» Written task
Return the records, each one exactly as written.

» Data entries
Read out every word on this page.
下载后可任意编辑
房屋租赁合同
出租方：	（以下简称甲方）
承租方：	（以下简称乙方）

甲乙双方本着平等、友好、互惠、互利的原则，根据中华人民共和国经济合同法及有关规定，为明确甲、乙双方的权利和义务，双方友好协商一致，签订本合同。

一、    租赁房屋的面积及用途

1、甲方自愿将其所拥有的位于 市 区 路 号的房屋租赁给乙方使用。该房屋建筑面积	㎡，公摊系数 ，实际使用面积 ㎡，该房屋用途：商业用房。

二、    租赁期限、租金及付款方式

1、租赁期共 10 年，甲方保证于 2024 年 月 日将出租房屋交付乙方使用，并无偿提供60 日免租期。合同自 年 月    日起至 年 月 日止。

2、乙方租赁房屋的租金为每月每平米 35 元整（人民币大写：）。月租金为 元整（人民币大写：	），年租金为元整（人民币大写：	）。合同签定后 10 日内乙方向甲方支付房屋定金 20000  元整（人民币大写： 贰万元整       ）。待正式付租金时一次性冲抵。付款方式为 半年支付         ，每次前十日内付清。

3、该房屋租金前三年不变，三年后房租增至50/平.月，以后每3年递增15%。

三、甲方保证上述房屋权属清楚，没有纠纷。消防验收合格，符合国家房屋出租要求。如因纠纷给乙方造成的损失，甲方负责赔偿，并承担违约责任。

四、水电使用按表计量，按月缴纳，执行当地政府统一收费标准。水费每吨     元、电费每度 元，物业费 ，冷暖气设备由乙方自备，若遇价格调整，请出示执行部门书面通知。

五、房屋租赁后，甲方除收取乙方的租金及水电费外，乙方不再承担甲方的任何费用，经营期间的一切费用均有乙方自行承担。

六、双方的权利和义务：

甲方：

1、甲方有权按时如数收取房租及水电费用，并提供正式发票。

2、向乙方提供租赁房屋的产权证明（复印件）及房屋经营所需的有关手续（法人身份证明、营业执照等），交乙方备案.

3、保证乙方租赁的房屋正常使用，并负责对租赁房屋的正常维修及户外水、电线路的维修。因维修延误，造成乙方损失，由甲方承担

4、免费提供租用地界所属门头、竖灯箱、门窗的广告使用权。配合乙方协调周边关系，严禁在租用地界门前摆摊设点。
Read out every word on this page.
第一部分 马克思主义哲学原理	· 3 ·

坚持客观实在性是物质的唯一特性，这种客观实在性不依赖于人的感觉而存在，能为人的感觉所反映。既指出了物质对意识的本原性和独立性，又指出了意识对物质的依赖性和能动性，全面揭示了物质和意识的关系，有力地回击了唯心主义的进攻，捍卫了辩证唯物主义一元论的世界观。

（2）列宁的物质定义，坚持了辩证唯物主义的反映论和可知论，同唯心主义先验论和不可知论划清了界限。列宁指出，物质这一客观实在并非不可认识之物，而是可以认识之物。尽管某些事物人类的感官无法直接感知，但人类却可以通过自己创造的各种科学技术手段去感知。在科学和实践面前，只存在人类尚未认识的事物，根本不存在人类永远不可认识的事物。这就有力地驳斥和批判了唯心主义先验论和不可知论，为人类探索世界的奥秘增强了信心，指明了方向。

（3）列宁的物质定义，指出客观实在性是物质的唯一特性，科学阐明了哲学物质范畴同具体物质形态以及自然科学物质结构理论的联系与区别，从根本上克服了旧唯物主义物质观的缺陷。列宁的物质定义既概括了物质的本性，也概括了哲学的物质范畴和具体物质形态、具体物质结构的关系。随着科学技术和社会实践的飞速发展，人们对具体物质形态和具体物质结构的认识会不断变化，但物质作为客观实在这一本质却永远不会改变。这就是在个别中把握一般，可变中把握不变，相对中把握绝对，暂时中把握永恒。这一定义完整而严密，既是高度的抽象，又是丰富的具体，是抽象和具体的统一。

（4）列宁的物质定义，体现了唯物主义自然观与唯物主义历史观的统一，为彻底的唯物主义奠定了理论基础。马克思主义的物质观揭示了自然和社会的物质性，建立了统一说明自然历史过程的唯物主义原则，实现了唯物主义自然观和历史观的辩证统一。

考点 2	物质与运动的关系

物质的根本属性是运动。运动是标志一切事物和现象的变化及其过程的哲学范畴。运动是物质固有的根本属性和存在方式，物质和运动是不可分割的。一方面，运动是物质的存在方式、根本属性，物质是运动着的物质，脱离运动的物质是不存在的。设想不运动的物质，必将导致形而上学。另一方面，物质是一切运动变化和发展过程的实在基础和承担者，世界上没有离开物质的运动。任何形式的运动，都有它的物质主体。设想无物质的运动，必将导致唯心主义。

» Answer to this task
Read out every word on this page.
下载后可任意编辑
房屋租赁合同
出租方：	（以下简称甲方）
承租方：	（以下简称乙方）

甲乙双方本着平等、友好、互惠、互利的原则，根据中华人民共和国经济合同法及有关规定，为明确甲、乙双方的权利和义务，双方友好协商一致，签订本合同。

一、    租赁房屋的面积及用途

1、甲方自愿将其所拥有的位于 市 区 路 号的房屋租赁给乙方使用。该房屋建筑面积	㎡，公摊系数 ，实际使用面积 ㎡，该房屋用途：商业用房。

二、    租赁期限、租金及付款方式

1、租赁期共 10 年，甲方保证于 2024 年 月 日将出租房屋交付乙方使用，并无偿提供60 日免租期。合同自 年 月    日起至 年 月 日止。

2、乙方租赁房屋的租金为每月每平米 35 元整（人民币大写：）。月租金为 元整（人民币大写：	），年租金为元整（人民币大写：	）。合同签定后 10 日内乙方向甲方支付房屋定金 20000  元整（人民币大写： 贰万元整       ）。待正式付租金时一次性冲抵。付款方式为 半年支付         ，每次前十日内付清。

3、该房屋租金前三年不变，三年后房租增至50/平.月，以后每3年递增15%。

三、甲方保证上述房屋权属清楚，没有纠纷。消防验收合格，符合国家房屋出租要求。如因纠纷给乙方造成的损失，甲方负责赔偿，并承担违约责任。

四、水电使用按表计量，按月缴纳，执行当地政府统一收费标准。水费每吨     元、电费每度 元，物业费 ，冷暖气设备由乙方自备，若遇价格调整，请出示执行部门书面通知。

五、房屋租赁后，甲方除收取乙方的租金及水电费外，乙方不再承担甲方的任何费用，经营期间的一切费用均有乙方自行承担。

六、双方的权利和义务：

甲方：

1、甲方有权按时如数收取房租及水电费用，并提供正式发票。

2、向乙方提供租赁房屋的产权证明（复印件）及房屋经营所需的有关手续（法人身份证明、营业执照等），交乙方备案.

3、保证乙方租赁的房屋正常使用，并负责对租赁房屋的正常维修及户外水、电线路的维修。因维修延误，造成乙方损失，由甲方承担

4、免费提供租用地界所属门头、竖灯箱、门窗的广告使用权。配合乙方协调周边关系，严禁在租用地界门前摆摊设点。
Read out every word on this page.
第一部分 马克思主义哲学原理	· 3 ·

坚持客观实在性是物质的唯一特性，这种客观实在性不依赖于人的感觉而存在，能为人的感觉所反映。既指出了物质对意识的本原性和独立性，又指出了意识对物质的依赖性和能动性，全面揭示了物质和意识的关系，有力地回击了唯心主义的进攻，捍卫了辩证唯物主义一元论的世界观。

（2）列宁的物质定义，坚持了辩证唯物主义的反映论和可知论，同唯心主义先验论和不可知论划清了界限。列宁指出，物质这一客观实在并非不可认识之物，而是可以认识之物。尽管某些事物人类的感官无法直接感知，但人类却可以通过自己创造的各种科学技术手段去感知。在科学和实践面前，只存在人类尚未认识的事物，根本不存在人类永远不可认识的事物。这就有力地驳斥和批判了唯心主义先验论和不可知论，为人类探索世界的奥秘增强了信心，指明了方向。

（3）列宁的物质定义，指出客观实在性是物质的唯一特性，科学阐明了哲学物质范畴同具体物质形态以及自然科学物质结构理论的联系与区别，从根本上克服了旧唯物主义物质观的缺陷。列宁的物质定义既概括了物质的本性，也概括了哲学的物质范畴和具体物质形态、具体物质结构的关系。随着科学技术和社会实践的飞速发展，人们对具体物质形态和具体物质结构的认识会不断变化，但物质作为客观实在这一本质却永远不会改变。这就是在个别中把握一般，可变中把握不变，相对中把握绝对，暂时中把握永恒。这一定义完整而严密，既是高度的抽象，又是丰富的具体，是抽象和具体的统一。

（4）列宁的物质定义，体现了唯物主义自然观与唯物主义历史观的统一，为彻底的唯物主义奠定了理论基础。马克思主义的物质观揭示了自然和社会的物质性，建立了统一说明自然历史过程的唯物主义原则，实现了唯物主义自然观和历史观的辩证统一。

考点 2	物质与运动的关系

物质的根本属性是运动。运动是标志一切事物和现象的变化及其过程的哲学范畴。运动是物质固有的根本属性和存在方式，物质和运动是不可分割的。一方面，运动是物质的存在方式、根本属性，物质是运动着的物质，脱离运动的物质是不存在的。设想不运动的物质，必将导致形而上学。另一方面，物质是一切运动变化和发展过程的实在基础和承担者，世界上没有离开物质的运动。任何形式的运动，都有它的物质主体。设想无物质的运动，必将导致唯心主义。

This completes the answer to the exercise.